--- begin ITEMS ---

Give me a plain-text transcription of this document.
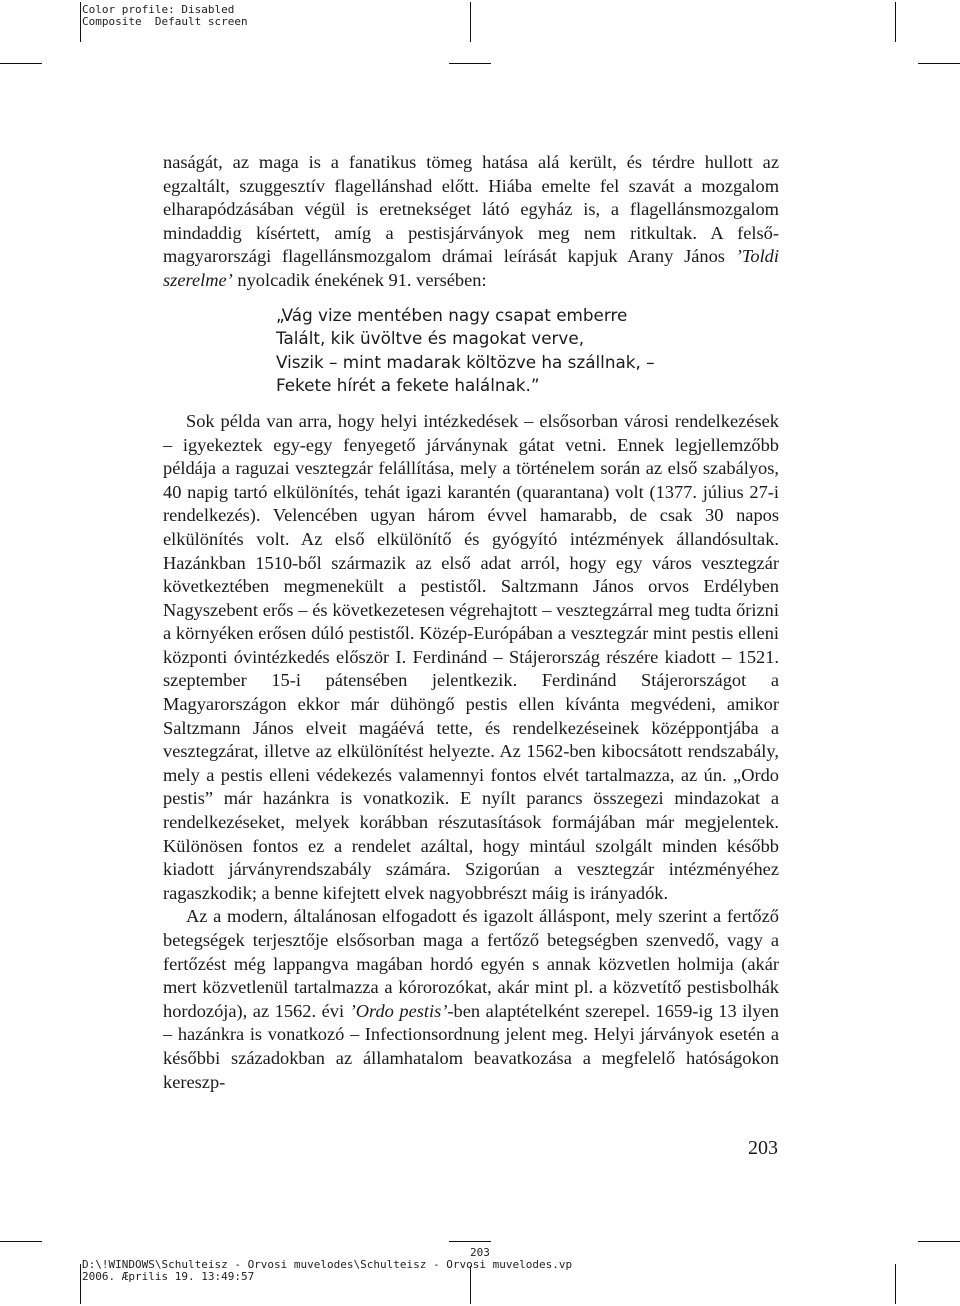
Color profile: Disabled
Composite  Default screen

naságát, az maga is a fanatikus tömeg hatása alá került, és térdre hullott az egzaltált, szuggesztív flagellánshad előtt. Hiába emelte fel szavát a mozgalom elharapódzásában végül is eretnekséget látó egyház is, a flagellánsmozgalom mindaddig kísértett, amíg a pestisjárványok meg nem ritkultak. A felső-magyarországi flagellánsmozgalom drámai leírását kapjuk Arany János ’Toldi szerelme’ nyolcadik énekének 91. versében:

„Vág vize mentében nagy csapat emberre
Talált, kik üvöltve és magokat verve,
Viszik – mint madarak költözve ha szállnak, –
Fekete hírét a fekete halálnak.”

Sok példa van arra, hogy helyi intézkedések – elsősorban városi rendelkezések – igyekeztek egy-egy fenyegető járványnak gátat vetni. Ennek legjellemzőbb példája a raguzai vesztegzár felállítása, mely a történelem során az első szabályos, 40 napig tartó elkülönítés, tehát igazi karantén (quarantana) volt (1377. július 27-i rendelkezés). Velencében ugyan három évvel hamarabb, de csak 30 napos elkülönítés volt. Az első elkülönítő és gyógyító intézmények állandósultak. Hazánkban 1510-ből származik az első adat arról, hogy egy város vesztegzár következtében megmenekült a pestistől. Saltzmann János orvos Erdélyben Nagyszebent erős – és következetesen végrehajtott – vesztegzárral meg tudta őrizni a környéken erősen dúló pestistől. Közép-Európában a vesztegzár mint pestis elleni központi óvintézkedés először I. Ferdinánd – Stájerország részére kiadott – 1521. szeptember 15-i pátensében jelentkezik. Ferdinánd Stájerországot a Magyarországon ekkor már dühöngő pestis ellen kívánta megvédeni, amikor Saltzmann János elveit magáévá tette, és rendelkezéseinek középpontjába a vesztegzárat, illetve az elkülönítést helyezte. Az 1562-ben kibocsátott rendszabály, mely a pestis elleni védekezés valamennyi fontos elvét tartalmazza, az ún. „Ordo pestis” már hazánkra is vonatkozik. E nyílt parancs összegezi mindazokat a rendelkezéseket, melyek korábban részutasítások formájában már megjelentek. Különösen fontos ez a rendelet azáltal, hogy mintául szolgált minden később kiadott járványrendszabály számára. Szigorúan a vesztegzár intézményéhez ragaszkodik; a benne kifejtett elvek nagyobbrészt máig is irányadók.

Az a modern, általánosan elfogadott és igazolt álláspont, mely szerint a fertőző betegségek terjesztője elsősorban maga a fertőző betegségben szenvedő, vagy a fertőzést még lappangva magában hordó egyén s annak közvetlen holmija (akár mert közvetlenül tartalmazza a kórorozókat, akár mint pl. a közvetítő pestisbolhák hordozója), az 1562. évi ’Ordo pestis’-ben alaptételként szerepel. 1659-ig 13 ilyen – hazánkra is vonatkozó – Infectionsordnung jelent meg. Helyi járványok esetén a későbbi századokban az államhatalom beavatkozása a megfelelő hatóságokon kereszp-

203
203
D:\!WINDOWS\Schulteisz - Orvosi muvelodes\Schulteisz - Orvosi muvelodes.vp
2006. Æprilis 19. 13:49:57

--- end ITEMS ---

DIRECTION = Show the lines of the material that contain the word "maga".

ANSWER BELOW =
naságát, az maga is a fanatikus tömeg hatása alá került, és térdre hullott az egzaltált, szuggesztív flagellánshad előtt. Hiába emelte fel szavát a mozgalom elharapódzásában végül is eretnekséget látó egyház is, a flagellánsmozgalom mindaddig kísértett, amíg a pestisjárványok meg nem ritkultak. A felső-magyarországi flagellánsmozgalom drámai leírását kapjuk Arany János ’Toldi szerelme’ nyolcadik énekének 91. versében:
Az a modern, általánosan elfogadott és igazolt álláspont, mely szerint a fertőző betegségek terjesztője elsősorban maga a fertőző betegségben szenvedő, vagy a fertőzést még lappangva magában hordó egyén s annak közvetlen holmija (akár mert közvetlenül tartalmazza a kórorozókat, akár mint pl. a közvetítő pestisbolhák hordozója), az 1562. évi ’Ordo pestis’-ben alaptételként szerepel. 1659-ig 13 ilyen – hazánkra is vonatkozó – Infectionsordnung jelent meg. Helyi járványok esetén a későbbi századokban az államhatalom beavatkozása a megfelelő hatóságokon kereszp-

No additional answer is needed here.